-- START Recorded information --

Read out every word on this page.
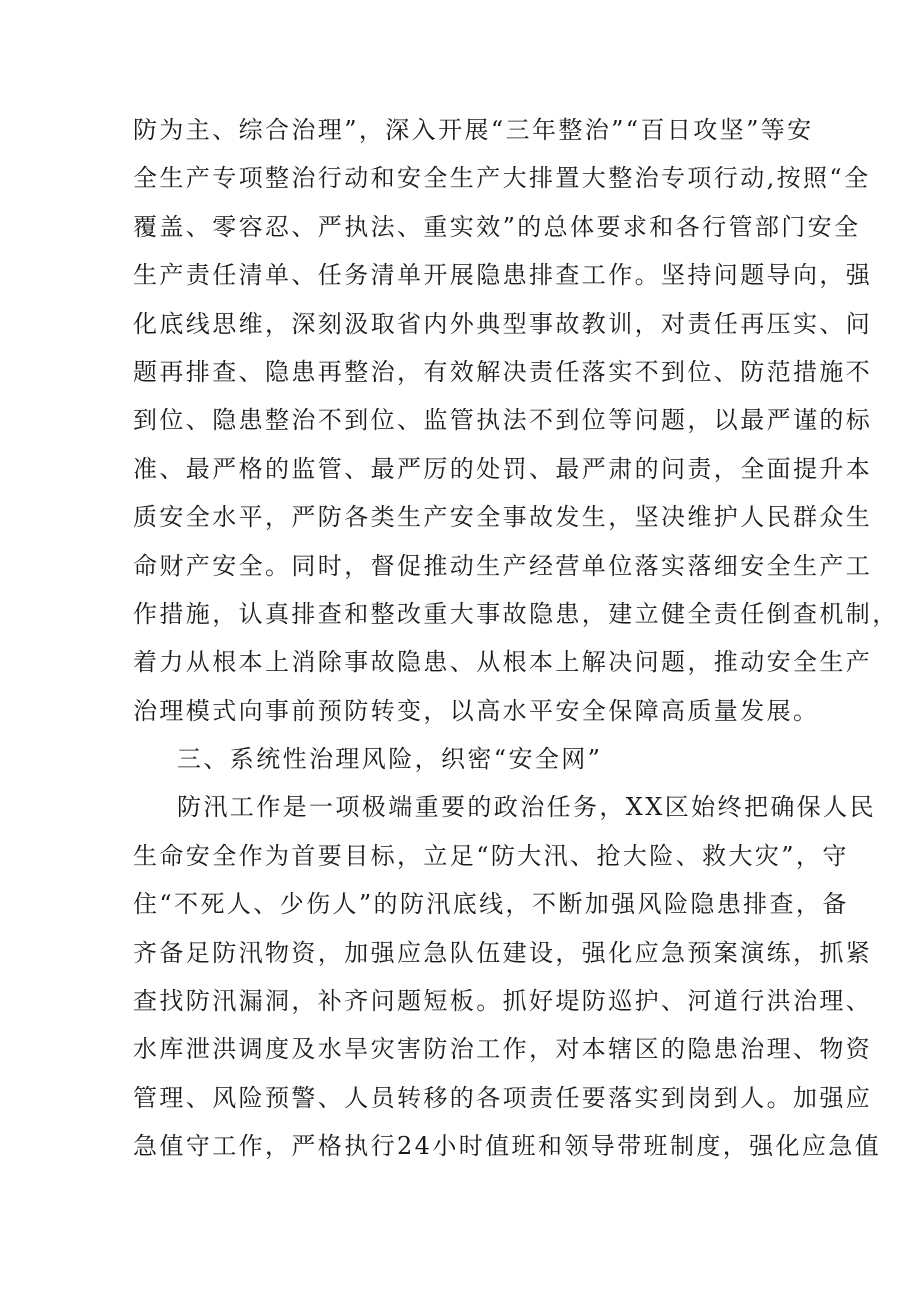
防为主、综合治理”，深入开展“三年整治”“百日攻坚”等安
全生产专项整治行动和安全生产大排置大整治专项行动,按照“全
覆盖、零容忍、严执法、重实效”的总体要求和各行管部门安全
生产责任清单、任务清单开展隐患排查工作。坚持问题导向，强
化底线思维，深刻汲取省内外典型事故教训，对责任再压实、问
题再排查、隐患再整治，有效解决责任落实不到位、防范措施不
到位、隐患整治不到位、监管执法不到位等问题，以最严谨的标
准、最严格的监管、最严厉的处罚、最严肃的问责，全面提升本
质安全水平，严防各类生产安全事故发生，坚决维护人民群众生
命财产安全。同时，督促推动生产经营单位落实落细安全生产工
作措施，认真排查和整改重大事故隐患，建立健全责任倒查机制，
着力从根本上消除事故隐患、从根本上解决问题，推动安全生产
治理模式向事前预防转变，以高水平安全保障高质量发展。
三、系统性治理风险，织密“安全网”
防汛工作是一项极端重要的政治任务，XX区始终把确保人民
生命安全作为首要目标，立足“防大汛、抢大险、救大灾”，守
住“不死人、少伤人”的防汛底线，不断加强风险隐患排查，备
齐备足防汛物资，加强应急队伍建设，强化应急预案演练，抓紧
查找防汛漏洞，补齐问题短板。抓好堤防巡护、河道行洪治理、
水库泄洪调度及水旱灾害防治工作，对本辖区的隐患治理、物资
管理、风险预警、人员转移的各项责任要落实到岗到人。加强应
急值守工作，严格执行24小时值班和领导带班制度，强化应急值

-- END Recorded information --

_Your goal_
Every record must be copied exactly, with the pictures left out.

_Answer to this problem_
Read out every word on this page.
防为主、综合治理”，深入开展“三年整治”“百日攻坚”等安
全生产专项整治行动和安全生产大排置大整治专项行动,按照“全
覆盖、零容忍、严执法、重实效”的总体要求和各行管部门安全
生产责任清单、任务清单开展隐患排查工作。坚持问题导向，强
化底线思维，深刻汲取省内外典型事故教训，对责任再压实、问
题再排查、隐患再整治，有效解决责任落实不到位、防范措施不
到位、隐患整治不到位、监管执法不到位等问题，以最严谨的标
准、最严格的监管、最严厉的处罚、最严肃的问责，全面提升本
质安全水平，严防各类生产安全事故发生，坚决维护人民群众生
命财产安全。同时，督促推动生产经营单位落实落细安全生产工
作措施，认真排查和整改重大事故隐患，建立健全责任倒查机制，
着力从根本上消除事故隐患、从根本上解决问题，推动安全生产
治理模式向事前预防转变，以高水平安全保障高质量发展。
三、系统性治理风险，织密“安全网”
防汛工作是一项极端重要的政治任务，XX区始终把确保人民
生命安全作为首要目标，立足“防大汛、抢大险、救大灾”，守
住“不死人、少伤人”的防汛底线，不断加强风险隐患排查，备
齐备足防汛物资，加强应急队伍建设，强化应急预案演练，抓紧
查找防汛漏洞，补齐问题短板。抓好堤防巡护、河道行洪治理、
水库泄洪调度及水旱灾害防治工作，对本辖区的隐患治理、物资
管理、风险预警、人员转移的各项责任要落实到岗到人。加强应
急值守工作，严格执行24小时值班和领导带班制度，强化应急值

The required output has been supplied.